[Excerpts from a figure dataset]
#####

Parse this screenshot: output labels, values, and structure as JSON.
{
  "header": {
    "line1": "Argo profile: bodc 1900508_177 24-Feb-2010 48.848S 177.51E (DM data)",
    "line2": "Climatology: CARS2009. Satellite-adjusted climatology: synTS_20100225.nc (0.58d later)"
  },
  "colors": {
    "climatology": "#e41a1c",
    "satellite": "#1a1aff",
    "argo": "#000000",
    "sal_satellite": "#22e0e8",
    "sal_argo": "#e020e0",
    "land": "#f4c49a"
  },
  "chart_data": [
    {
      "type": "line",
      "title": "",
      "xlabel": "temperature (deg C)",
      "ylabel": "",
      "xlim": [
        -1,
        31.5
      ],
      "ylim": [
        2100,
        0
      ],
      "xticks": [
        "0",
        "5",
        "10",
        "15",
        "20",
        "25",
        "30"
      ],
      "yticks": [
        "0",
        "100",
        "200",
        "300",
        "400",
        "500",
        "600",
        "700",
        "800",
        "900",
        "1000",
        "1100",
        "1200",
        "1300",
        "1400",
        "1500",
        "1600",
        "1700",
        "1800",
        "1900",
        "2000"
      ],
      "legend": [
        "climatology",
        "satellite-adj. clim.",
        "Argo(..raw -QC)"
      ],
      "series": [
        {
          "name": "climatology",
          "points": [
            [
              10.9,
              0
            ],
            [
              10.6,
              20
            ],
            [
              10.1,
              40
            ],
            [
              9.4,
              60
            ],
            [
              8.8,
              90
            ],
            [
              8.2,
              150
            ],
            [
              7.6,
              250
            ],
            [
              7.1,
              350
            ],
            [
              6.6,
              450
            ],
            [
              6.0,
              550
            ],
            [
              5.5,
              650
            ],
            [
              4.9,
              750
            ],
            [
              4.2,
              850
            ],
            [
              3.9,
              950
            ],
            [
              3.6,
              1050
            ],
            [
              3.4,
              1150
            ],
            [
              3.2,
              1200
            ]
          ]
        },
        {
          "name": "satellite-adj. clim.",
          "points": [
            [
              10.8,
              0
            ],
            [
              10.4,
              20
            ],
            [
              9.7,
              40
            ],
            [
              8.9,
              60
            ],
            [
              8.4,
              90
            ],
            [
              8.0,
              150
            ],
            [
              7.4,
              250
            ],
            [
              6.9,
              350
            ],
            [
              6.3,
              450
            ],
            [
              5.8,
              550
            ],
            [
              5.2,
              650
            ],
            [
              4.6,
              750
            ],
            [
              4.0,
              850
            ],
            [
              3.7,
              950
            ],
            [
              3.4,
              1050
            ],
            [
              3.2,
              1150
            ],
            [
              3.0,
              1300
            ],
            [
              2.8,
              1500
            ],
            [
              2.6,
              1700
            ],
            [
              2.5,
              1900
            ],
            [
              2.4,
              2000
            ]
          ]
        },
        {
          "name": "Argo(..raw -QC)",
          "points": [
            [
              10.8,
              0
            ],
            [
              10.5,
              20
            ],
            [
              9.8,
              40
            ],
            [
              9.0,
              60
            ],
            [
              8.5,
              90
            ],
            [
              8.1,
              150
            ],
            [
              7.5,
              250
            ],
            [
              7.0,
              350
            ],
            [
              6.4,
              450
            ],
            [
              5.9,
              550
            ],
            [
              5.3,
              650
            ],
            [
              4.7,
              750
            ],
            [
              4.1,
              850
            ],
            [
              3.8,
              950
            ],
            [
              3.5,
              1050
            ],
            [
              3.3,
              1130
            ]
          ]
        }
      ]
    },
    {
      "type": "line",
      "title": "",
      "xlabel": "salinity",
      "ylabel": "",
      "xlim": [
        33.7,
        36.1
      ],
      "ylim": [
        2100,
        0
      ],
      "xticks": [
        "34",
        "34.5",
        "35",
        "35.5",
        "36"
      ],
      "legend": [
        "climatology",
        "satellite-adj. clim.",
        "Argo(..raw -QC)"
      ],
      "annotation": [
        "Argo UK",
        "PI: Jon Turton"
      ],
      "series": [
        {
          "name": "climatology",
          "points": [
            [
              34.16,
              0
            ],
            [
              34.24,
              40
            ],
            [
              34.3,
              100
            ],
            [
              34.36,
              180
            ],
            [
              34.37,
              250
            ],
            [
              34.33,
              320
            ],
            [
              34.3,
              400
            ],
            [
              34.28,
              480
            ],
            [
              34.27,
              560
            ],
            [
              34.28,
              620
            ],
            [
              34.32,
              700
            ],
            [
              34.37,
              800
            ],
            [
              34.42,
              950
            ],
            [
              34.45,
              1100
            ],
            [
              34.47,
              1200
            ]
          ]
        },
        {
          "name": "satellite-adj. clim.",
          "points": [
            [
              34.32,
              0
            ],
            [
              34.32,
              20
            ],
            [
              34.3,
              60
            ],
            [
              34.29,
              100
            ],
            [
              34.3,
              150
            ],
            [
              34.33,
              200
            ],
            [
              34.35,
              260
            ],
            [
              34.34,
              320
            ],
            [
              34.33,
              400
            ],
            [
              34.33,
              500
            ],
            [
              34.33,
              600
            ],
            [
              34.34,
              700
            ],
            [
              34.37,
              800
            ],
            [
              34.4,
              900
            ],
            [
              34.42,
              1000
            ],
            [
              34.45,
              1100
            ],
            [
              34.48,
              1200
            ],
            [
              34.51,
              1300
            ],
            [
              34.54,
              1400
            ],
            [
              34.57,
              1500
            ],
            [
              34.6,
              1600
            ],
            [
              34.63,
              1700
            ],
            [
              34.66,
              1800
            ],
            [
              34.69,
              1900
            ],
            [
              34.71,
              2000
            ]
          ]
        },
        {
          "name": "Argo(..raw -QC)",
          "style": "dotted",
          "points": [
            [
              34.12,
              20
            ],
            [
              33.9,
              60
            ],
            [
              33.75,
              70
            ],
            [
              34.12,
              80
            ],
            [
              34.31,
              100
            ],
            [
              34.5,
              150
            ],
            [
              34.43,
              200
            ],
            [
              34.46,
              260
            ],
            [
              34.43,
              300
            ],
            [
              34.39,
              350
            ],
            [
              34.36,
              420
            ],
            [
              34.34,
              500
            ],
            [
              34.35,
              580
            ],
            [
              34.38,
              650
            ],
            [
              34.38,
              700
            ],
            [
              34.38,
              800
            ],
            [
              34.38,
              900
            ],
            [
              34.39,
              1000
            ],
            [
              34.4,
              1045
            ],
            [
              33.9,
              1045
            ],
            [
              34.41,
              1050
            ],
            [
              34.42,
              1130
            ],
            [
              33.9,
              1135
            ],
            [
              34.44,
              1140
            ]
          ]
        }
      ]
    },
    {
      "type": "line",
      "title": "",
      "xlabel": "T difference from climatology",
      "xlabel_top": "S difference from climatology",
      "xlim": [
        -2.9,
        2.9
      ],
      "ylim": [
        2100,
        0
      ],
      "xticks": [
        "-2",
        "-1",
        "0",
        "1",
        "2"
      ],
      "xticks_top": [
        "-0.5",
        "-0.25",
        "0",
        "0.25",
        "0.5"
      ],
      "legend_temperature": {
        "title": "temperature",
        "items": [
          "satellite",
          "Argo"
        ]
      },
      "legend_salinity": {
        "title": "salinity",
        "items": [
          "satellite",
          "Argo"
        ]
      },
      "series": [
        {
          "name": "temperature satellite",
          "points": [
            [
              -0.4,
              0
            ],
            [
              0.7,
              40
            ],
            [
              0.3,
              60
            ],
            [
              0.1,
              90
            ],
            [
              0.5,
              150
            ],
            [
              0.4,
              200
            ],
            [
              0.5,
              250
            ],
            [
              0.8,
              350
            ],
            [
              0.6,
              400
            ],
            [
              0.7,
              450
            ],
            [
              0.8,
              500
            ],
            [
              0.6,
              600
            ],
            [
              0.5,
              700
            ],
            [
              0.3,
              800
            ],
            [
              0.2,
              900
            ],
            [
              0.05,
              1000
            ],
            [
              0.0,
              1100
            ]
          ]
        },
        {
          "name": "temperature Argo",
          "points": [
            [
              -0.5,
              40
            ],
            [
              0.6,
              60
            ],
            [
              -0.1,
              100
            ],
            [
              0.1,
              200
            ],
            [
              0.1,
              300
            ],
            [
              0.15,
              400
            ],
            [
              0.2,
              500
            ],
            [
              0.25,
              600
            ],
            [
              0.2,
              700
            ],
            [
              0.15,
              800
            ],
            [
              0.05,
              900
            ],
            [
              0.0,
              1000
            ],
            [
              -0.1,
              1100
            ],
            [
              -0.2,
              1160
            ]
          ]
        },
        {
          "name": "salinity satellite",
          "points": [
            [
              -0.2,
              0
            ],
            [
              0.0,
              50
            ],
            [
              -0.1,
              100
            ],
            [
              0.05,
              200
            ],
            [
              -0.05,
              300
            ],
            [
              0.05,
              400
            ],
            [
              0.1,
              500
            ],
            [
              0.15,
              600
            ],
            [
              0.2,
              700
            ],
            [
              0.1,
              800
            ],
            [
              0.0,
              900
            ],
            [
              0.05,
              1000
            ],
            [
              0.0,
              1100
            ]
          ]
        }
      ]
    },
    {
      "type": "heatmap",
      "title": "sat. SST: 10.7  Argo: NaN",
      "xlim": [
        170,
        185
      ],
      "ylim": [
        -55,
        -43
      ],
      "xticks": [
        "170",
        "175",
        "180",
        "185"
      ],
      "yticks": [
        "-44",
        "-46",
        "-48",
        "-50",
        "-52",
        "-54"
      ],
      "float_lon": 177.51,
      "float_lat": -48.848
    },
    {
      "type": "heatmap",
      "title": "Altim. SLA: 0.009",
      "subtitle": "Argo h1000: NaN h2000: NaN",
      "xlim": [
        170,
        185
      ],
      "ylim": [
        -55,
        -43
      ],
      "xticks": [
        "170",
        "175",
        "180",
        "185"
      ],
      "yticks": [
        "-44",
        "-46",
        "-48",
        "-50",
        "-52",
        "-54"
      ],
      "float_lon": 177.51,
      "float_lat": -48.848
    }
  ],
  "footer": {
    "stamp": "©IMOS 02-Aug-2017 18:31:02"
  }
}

#####

[WORK TO COMPLETE]
Only lines holding the string "difference" are wanted; gather each one from the entries above.

[TASK RESULT]
      "xlabel": "T difference from climatology",
      "xlabel_top": "S difference from climatology",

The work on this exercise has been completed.